STATED EXERCISE> Print the lines starting with the one that contains "Patent image size: (943, 512)." and ending with the one that contains "The peripheral input/output", both included, exactly as they appear.

LISTED ENTRIES>
□ □ □ □
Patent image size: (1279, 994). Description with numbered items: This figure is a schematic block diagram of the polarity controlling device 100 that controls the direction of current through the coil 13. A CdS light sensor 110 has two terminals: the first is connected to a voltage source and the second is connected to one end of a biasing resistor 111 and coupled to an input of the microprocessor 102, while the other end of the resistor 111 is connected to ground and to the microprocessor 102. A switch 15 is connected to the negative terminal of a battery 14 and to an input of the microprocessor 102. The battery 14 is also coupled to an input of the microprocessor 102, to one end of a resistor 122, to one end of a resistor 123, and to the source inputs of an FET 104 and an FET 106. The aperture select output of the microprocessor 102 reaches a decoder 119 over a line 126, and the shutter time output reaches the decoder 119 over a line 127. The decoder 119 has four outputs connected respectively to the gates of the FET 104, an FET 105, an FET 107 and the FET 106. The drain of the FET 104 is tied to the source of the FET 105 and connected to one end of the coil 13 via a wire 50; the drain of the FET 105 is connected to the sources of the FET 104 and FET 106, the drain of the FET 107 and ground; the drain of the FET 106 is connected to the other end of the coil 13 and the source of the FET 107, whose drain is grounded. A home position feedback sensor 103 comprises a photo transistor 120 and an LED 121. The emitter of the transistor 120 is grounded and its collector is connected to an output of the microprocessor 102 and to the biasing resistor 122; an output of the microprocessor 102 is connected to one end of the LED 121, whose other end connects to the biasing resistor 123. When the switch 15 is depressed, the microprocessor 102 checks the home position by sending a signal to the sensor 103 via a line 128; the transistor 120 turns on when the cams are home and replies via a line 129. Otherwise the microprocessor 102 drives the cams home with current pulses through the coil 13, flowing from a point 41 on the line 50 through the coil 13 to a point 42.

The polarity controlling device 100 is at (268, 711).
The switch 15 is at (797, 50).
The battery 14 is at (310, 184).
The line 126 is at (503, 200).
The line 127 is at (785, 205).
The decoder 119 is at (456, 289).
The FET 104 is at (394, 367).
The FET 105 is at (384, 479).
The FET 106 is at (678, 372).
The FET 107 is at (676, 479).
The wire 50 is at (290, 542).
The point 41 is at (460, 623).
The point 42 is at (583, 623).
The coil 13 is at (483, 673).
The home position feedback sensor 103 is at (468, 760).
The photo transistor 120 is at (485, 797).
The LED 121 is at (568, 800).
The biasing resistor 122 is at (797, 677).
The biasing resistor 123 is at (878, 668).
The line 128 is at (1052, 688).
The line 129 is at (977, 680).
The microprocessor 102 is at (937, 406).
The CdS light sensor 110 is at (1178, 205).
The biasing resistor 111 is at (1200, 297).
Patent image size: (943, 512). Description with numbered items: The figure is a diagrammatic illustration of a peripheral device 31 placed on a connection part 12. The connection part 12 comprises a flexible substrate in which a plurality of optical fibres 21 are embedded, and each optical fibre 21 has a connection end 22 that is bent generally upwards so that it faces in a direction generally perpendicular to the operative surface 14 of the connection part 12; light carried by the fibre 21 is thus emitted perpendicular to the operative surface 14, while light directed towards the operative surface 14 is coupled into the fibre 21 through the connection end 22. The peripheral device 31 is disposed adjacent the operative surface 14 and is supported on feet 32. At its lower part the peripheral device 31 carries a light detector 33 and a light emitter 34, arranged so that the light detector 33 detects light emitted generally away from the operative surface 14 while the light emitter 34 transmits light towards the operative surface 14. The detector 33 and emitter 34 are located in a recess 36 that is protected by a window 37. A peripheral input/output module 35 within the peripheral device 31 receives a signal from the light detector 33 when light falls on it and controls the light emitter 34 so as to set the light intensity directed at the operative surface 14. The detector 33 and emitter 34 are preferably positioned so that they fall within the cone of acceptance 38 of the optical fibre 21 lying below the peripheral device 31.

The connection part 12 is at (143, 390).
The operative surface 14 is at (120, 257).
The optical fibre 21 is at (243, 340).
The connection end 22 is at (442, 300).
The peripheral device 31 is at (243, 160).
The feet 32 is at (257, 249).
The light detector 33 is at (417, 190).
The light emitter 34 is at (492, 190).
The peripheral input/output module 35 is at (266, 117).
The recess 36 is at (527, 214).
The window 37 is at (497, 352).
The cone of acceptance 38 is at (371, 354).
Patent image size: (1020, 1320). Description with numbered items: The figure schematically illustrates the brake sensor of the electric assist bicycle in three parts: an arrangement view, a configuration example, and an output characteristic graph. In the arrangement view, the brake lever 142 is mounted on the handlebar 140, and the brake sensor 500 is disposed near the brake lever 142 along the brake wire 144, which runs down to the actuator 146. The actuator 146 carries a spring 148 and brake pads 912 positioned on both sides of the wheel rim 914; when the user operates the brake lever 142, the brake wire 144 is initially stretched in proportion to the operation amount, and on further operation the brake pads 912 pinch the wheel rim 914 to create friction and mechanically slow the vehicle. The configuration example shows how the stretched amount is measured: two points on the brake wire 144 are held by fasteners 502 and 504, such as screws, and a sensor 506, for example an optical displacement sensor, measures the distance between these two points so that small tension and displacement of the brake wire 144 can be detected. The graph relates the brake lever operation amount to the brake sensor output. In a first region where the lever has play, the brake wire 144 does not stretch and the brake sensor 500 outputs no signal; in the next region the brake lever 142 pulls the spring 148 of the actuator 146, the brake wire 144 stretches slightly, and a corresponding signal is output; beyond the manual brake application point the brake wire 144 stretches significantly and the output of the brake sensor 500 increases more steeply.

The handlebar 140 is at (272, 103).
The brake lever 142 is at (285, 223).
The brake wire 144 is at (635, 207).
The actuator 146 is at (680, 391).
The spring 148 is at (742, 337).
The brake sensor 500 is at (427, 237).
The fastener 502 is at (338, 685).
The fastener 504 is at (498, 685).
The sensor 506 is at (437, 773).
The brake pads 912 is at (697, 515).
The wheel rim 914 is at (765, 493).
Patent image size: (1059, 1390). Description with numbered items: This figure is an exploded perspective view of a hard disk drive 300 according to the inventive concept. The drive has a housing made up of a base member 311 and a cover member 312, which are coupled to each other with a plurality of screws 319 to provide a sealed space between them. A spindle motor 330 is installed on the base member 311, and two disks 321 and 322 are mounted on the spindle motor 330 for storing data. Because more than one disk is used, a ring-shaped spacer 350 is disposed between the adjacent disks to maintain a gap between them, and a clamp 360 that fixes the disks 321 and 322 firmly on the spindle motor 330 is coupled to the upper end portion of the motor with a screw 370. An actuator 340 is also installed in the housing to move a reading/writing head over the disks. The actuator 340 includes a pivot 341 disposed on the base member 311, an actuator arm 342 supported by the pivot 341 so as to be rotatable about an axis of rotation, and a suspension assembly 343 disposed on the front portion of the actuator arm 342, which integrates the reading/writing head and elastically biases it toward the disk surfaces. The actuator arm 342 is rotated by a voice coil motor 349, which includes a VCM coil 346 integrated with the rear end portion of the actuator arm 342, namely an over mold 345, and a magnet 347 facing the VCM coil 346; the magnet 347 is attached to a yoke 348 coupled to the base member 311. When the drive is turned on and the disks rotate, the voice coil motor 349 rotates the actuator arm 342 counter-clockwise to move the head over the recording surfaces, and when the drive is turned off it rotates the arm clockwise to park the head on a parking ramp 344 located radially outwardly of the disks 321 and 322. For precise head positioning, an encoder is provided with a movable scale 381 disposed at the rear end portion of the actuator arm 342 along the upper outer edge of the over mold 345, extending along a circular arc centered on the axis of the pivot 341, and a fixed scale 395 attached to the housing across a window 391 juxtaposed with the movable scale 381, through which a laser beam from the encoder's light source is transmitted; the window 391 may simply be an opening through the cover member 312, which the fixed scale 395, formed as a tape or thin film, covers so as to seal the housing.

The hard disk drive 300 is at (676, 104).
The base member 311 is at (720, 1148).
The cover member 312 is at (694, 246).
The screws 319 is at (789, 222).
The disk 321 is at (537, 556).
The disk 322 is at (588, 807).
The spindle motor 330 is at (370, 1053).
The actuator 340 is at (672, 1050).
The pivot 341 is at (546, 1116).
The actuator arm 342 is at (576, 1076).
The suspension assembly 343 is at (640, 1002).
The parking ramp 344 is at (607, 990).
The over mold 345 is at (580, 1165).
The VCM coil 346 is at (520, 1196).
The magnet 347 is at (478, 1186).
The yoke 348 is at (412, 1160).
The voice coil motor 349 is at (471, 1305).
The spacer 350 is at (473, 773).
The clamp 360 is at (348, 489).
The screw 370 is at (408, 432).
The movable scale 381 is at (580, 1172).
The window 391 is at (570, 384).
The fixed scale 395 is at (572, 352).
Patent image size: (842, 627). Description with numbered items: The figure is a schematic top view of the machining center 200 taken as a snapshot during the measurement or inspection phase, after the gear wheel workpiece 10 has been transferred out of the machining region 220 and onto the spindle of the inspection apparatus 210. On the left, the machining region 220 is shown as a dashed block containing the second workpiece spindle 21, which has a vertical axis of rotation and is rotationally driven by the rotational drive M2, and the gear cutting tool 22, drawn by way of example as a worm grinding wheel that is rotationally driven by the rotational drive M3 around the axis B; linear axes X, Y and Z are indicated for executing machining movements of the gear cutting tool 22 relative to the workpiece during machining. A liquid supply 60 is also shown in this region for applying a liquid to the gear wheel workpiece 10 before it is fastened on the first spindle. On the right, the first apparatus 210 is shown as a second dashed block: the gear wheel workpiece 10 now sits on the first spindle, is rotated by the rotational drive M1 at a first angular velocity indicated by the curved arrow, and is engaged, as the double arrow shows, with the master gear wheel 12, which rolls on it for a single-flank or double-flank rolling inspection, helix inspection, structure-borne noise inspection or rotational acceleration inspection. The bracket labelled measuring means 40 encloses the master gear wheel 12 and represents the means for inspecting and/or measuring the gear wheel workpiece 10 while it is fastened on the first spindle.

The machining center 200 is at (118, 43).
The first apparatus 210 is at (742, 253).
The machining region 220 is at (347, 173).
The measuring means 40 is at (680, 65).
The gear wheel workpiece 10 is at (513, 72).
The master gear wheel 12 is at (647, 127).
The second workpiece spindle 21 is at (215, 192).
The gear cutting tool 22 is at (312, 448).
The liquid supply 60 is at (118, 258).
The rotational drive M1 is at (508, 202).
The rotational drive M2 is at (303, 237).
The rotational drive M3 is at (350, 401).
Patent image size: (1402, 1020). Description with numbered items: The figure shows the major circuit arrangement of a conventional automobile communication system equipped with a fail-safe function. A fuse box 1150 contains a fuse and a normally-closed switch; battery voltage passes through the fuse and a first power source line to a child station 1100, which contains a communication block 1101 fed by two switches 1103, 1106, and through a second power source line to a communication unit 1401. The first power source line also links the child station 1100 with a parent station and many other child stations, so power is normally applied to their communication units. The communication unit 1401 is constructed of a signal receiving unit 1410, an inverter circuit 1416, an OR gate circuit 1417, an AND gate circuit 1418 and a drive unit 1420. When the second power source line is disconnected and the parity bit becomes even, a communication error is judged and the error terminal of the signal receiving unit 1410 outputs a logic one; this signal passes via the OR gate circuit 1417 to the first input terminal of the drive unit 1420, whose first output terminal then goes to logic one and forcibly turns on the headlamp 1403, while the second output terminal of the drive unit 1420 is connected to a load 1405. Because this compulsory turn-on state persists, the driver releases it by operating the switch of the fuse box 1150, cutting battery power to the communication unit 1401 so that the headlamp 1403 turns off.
□ □ □ □
ANSWER>
Patent image size: (943, 512). Description with numbered items: The figure is a diagrammatic illustration of a peripheral device 31 placed on a connection part 12. The connection part 12 comprises a flexible substrate in which a plurality of optical fibres 21 are embedded, and each optical fibre 21 has a connection end 22 that is bent generally upwards so that it faces in a direction generally perpendicular to the operative surface 14 of the connection part 12; light carried by the fibre 21 is thus emitted perpendicular to the operative surface 14, while light directed towards the operative surface 14 is coupled into the fibre 21 through the connection end 22. The peripheral device 31 is disposed adjacent the operative surface 14 and is supported on feet 32. At its lower part the peripheral device 31 carries a light detector 33 and a light emitter 34, arranged so that the light detector 33 detects light emitted generally away from the operative surface 14 while the light emitter 34 transmits light towards the operative surface 14. The detector 33 and emitter 34 are located in a recess 36 that is protected by a window 37. A peripheral input/output module 35 within the peripheral device 31 receives a signal from the light detector 33 when light falls on it and controls the light emitter 34 so as to set the light intensity directed at the operative surface 14. The detector 33 and emitter 34 are preferably positioned so that they fall within the cone of acceptance 38 of the optical fibre 21 lying below the peripheral device 31.

The connection part 12 is at (143, 390).
The operative surface 14 is at (120, 257).
The optical fibre 21 is at (243, 340).
The connection end 22 is at (442, 300).
The peripheral device 31 is at (243, 160).
The feet 32 is at (257, 249).
The light detector 33 is at (417, 190).
The light emitter 34 is at (492, 190).
The peripheral input/output module 35 is at (266, 117).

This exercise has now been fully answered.